EXTRACT TO READ >>

((

Preferred Citation: Ames, Karyn R., and Alan Brenner, editors Frontiers of Supercomputing II: A National Reassessment. Berkeley:  University of California Press,  c1994 1994. http://ark.cdlib.org/ark:/13030/ft0f59n73z/


 
Supercomputing Alternatives

Policy Issues

Supporting Circuit and Packaging Technology

There is an impression that the Japanese manufacturers provide access to their latest and fastest high-speed circuitry to build supercomputers. For example, CONVEX gets the parts from Fujitsu for making cost-effective minisupercomputers, but these parts are not components of fast-clock, highest-speed supercomputers. The CONVEX clock is two to 10 times slower when compared with a Cray, Fujitsu, Hitachi, or NEC mainframe or super.

))

STORED RECORDS >>
((

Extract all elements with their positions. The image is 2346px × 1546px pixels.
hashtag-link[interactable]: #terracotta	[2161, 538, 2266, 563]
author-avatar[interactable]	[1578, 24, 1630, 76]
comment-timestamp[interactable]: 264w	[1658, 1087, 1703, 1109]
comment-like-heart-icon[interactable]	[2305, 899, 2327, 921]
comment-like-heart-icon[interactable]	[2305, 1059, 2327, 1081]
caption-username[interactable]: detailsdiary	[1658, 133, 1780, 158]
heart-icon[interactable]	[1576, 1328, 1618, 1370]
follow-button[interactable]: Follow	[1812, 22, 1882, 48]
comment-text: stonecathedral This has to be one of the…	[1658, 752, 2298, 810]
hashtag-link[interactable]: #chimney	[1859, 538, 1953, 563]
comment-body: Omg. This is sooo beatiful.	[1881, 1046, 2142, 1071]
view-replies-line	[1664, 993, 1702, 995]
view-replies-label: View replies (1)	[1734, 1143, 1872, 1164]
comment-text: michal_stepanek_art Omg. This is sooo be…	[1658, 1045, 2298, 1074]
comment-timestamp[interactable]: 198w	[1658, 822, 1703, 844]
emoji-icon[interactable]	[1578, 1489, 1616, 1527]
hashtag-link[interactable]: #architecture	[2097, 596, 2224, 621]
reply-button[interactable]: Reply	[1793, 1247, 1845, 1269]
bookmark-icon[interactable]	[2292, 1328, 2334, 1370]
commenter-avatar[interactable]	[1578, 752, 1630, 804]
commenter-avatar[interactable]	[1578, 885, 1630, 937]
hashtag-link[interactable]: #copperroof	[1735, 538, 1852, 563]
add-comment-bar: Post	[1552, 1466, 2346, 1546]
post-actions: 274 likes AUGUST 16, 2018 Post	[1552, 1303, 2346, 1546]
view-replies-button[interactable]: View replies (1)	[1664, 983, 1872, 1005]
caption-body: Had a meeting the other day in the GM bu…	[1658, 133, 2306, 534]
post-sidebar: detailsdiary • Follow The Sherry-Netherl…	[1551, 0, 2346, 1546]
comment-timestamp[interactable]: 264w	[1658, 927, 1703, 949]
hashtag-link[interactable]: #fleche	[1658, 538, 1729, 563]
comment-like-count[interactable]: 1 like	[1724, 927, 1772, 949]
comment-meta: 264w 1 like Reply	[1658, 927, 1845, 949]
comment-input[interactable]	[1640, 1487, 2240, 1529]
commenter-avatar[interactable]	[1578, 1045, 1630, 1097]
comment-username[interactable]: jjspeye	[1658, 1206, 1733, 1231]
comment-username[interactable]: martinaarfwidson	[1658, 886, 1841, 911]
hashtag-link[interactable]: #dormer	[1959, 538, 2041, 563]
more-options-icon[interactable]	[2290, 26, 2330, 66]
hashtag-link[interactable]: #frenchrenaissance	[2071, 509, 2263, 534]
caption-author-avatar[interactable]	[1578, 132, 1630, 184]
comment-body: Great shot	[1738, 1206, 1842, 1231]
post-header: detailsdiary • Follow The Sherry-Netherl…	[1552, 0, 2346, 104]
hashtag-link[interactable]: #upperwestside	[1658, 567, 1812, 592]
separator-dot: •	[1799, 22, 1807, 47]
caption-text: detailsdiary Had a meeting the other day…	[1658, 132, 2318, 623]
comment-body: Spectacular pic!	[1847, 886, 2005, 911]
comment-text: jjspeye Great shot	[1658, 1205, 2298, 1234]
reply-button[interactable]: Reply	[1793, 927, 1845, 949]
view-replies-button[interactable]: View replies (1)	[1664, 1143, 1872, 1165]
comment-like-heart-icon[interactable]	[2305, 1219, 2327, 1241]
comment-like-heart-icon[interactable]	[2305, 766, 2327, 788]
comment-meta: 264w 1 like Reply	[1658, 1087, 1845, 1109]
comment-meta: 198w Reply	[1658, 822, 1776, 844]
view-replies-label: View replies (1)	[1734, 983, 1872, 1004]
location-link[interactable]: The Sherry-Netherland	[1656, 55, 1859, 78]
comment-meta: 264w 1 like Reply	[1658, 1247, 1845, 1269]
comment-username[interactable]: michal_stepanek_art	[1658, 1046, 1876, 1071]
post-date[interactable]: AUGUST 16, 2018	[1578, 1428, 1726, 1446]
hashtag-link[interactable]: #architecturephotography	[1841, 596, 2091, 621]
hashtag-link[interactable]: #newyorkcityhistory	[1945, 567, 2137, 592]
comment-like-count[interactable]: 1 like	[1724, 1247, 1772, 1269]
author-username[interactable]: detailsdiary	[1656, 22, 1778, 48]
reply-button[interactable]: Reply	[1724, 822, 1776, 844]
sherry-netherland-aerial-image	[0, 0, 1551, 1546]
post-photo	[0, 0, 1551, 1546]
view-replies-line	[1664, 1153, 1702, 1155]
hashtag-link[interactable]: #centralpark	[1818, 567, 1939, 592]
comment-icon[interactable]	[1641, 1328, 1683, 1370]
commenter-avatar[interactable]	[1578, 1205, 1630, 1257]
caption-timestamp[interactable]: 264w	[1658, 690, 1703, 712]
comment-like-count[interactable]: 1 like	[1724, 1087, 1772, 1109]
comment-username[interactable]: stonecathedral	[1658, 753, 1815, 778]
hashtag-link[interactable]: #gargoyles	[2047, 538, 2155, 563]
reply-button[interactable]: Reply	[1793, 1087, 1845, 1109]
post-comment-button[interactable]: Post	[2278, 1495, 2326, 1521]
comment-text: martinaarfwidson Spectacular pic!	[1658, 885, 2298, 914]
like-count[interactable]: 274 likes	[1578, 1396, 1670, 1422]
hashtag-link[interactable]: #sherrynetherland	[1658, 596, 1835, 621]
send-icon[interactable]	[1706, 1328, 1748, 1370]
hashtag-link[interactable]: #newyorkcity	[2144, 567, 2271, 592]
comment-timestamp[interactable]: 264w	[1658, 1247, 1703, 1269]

))

REQUIREMENTS >>
**1.** In the supercomputing excerpt, answer these questions:
(a) Which company supplies CONVEX with parts?
(b) How much slower is the CONVEX clock than a Cray, Fujitsu, Hitachi, or NEC mainframe or super?
(c) Which press published the book cited at the top?
**2.** Return the passage of the supercomputing excerpt starting at "Supporting Circuit and" and ending at "mainframe or super.".
**3.** Render this sentence from the supercomputing excerpt in Spanish: "For example, CONVEX gets the parts from Fujitsu for making cost-effective minisupercomputers, but these parts are not components of fast-clock, highest-speed supercomputers."

EXPECTED RESPONSES >>
**1.**
(a) Fujitsu
(b) Two to 10 times slower
(c) University of California Press

**2.**
Supporting Circuit and Packaging Technology

There is an impression that the Japanese manufacturers provide access to their latest and fastest high-speed circuitry to build supercomputers. For example, CONVEX gets the parts from Fujitsu for making cost-effective minisupercomputers, but these parts are not components of fast-clock, highest-speed supercomputers. The CONVEX clock is two to 10 times slower when compared with a Cray, Fujitsu, Hitachi, or NEC mainframe or super.

**3.** Por ejemplo, CONVEX obtiene las piezas de Fujitsu para fabricar minisupercomputadoras rentables, pero estas piezas no son componentes de las supercomputadoras de reloj rápido y de máxima velocidad.